• [ZU BEARBEITENDE AUFGABEN]:
1 – Welchen Namen trägt das Gebiet um das Ålleberg Flygmuseum in Schweden laut dem Artikel?
2 – Schreiben Sie den Abschnitt des Artikels von „So nennt man“ bis einschließlich „durch die Ausstellung.“ wortgetreu ab.

• [ARTIKEL]:
━━━
Eine fliegerische Zeitreise


Segelfliegen ist unbestritten zu einem High-Tech-Sport geworden. Und allzu oft machen gerade
jüngere Fliegerkameraden dieses gewisse Opa-erzählt-wieder-vom-Krieg-Gesicht, wenn sich die
Generation 60+ an ihre (segelfliegerischen) Jugendtage erinnert. Aber plötzlich sieht man sich
unverhofft in diese „gute alte“ Zeit versetzt. 

Viele mögen sich noch an den Osterlehrgang 2017 erinnern, als Piotr, der segelfliegende Pole aus
Schweden bei uns als Gastfluglehrer tätig war. Da wir, Britta, Jonathan, Magdalena und ich planten,
unseren Sommerurlaub in Schweden zu verbringen, hatten wir irgendwann auch die Idee, Piotr auf
seinem Heimatflugplatz in Falköping zu besuchen. Nicht ohne den Hintergedanken, doch auch mal in
Schweden zu fliegen.

In Schweden waren wir. Piotr haben wir nicht getroffen, der war im Urlaub. Aber dafür haben wir
etwas anderes kennengelernt: Die schwedische Wasserkuppe.

So nennt man in Schweden das Gebiet um das Ålleberg Flygmuseum. Und in der Tat, auf dem
markanten Berg zwischen den beiden großen schwedischen Seen Vänern und Vättern, befindet sich
ein wahres Kleinod der Segelfluggeschichte. Auf der Suche nach Piotr gerieten wir in DAS
schwedische Segelflugmuseum. In einer alten Flugzeughalle standen auf engem Raum
Schmuckstücke an historischen Segelflugzeugen. Ein freundlicher älterer Herr, pensionierter Lehrer
für englische und schwedische Literatur, führte uns durch die Ausstellung.
━━━
• [Gesammelte Dateneinträge]:
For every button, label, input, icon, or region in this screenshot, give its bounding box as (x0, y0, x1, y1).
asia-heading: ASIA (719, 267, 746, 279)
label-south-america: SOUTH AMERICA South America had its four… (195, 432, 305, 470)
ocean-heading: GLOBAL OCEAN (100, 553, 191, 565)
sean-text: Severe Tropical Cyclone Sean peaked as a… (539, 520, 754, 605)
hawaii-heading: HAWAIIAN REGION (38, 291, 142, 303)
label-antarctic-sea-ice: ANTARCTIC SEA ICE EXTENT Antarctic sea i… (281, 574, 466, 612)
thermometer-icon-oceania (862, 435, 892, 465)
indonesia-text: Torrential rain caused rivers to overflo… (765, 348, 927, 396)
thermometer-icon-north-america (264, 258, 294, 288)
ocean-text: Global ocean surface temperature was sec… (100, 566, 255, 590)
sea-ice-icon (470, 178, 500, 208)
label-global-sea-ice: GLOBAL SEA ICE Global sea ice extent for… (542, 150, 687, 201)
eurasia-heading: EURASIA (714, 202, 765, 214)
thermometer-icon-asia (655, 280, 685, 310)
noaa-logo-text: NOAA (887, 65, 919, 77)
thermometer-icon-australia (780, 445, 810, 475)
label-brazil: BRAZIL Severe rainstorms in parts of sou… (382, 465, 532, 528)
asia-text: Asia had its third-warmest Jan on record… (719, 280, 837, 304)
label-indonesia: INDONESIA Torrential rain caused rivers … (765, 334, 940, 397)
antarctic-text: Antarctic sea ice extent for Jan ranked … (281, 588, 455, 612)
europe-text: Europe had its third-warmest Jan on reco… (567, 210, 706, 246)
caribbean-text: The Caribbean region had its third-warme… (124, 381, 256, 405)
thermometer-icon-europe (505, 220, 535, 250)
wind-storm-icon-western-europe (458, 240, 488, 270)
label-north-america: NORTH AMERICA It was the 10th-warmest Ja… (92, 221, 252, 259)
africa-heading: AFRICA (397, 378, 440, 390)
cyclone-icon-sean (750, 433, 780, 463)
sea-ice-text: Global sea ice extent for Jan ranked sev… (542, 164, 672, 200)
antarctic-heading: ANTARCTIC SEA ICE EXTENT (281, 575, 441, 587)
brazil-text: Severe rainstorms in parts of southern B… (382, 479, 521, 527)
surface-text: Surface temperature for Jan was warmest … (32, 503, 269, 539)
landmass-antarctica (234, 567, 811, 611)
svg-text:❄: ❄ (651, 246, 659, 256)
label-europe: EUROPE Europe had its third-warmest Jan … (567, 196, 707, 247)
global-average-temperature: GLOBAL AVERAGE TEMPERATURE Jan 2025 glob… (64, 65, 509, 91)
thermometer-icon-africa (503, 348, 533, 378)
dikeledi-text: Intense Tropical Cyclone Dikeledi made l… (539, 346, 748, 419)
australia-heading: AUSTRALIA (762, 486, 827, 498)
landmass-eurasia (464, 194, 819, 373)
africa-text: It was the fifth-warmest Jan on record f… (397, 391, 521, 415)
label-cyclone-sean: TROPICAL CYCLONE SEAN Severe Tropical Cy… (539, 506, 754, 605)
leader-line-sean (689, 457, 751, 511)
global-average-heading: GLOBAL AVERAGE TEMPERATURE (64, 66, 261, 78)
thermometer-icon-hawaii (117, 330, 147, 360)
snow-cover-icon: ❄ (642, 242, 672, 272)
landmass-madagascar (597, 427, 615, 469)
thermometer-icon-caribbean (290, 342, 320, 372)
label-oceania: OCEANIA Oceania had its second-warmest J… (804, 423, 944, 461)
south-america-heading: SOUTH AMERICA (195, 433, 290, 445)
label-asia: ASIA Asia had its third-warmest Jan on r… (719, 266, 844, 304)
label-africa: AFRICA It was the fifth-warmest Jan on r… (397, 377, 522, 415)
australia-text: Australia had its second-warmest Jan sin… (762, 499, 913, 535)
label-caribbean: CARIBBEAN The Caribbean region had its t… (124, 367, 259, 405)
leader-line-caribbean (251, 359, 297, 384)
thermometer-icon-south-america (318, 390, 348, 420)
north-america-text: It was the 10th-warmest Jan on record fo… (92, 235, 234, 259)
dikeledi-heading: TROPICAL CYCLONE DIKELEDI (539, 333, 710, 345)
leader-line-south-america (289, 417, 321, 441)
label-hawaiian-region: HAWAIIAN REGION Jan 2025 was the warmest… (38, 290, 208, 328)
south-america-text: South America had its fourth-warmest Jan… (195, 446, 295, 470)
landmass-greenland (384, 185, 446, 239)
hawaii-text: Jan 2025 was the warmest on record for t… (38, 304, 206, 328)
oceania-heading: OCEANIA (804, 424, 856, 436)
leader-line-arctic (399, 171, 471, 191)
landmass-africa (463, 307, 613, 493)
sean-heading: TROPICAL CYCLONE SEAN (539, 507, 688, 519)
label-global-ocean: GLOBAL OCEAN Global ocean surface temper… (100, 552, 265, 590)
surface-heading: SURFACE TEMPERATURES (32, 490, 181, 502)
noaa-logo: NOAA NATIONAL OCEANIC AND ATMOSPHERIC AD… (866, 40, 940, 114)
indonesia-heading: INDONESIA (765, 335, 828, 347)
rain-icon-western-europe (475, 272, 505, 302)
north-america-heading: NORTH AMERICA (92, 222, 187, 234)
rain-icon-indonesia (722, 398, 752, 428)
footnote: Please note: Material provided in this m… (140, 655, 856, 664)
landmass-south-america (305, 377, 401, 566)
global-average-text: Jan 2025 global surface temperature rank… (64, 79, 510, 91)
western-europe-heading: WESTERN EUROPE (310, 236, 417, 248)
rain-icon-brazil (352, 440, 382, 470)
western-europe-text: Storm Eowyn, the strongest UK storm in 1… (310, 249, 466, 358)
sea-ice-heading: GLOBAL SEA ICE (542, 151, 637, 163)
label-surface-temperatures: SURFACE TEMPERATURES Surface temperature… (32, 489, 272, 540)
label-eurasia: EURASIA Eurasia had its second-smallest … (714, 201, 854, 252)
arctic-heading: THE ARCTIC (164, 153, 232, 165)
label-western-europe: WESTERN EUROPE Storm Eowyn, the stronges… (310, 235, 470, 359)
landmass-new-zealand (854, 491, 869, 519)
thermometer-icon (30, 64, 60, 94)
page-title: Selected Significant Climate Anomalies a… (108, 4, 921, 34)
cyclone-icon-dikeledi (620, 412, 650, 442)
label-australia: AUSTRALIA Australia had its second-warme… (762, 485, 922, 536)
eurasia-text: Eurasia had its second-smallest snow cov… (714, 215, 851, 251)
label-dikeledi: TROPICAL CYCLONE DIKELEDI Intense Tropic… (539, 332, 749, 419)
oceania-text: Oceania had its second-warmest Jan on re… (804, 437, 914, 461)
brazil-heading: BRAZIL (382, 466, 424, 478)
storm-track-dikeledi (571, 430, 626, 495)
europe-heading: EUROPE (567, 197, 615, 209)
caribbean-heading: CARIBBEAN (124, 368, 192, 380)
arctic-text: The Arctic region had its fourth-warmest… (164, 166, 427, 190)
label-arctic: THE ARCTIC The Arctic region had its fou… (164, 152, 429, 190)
━━━
• [VOLLSTÄNDIGE LÖSUNGEN]:
1 – Die schwedische Wasserkuppe.

2 –
So nennt man in Schweden das Gebiet um das Ålleberg Flygmuseum. Und in der Tat, auf dem
markanten Berg zwischen den beiden großen schwedischen Seen Vänern und Vättern, befindet sich
ein wahres Kleinod der Segelfluggeschichte. Auf der Suche nach Piotr gerieten wir in DAS
schwedische Segelflugmuseum. In einer alten Flugzeughalle standen auf engem Raum
Schmuckstücke an historischen Segelflugzeugen. Ein freundlicher älterer Herr, pensionierter Lehrer
für englische und schwedische Literatur, führte uns durch die Ausstellung.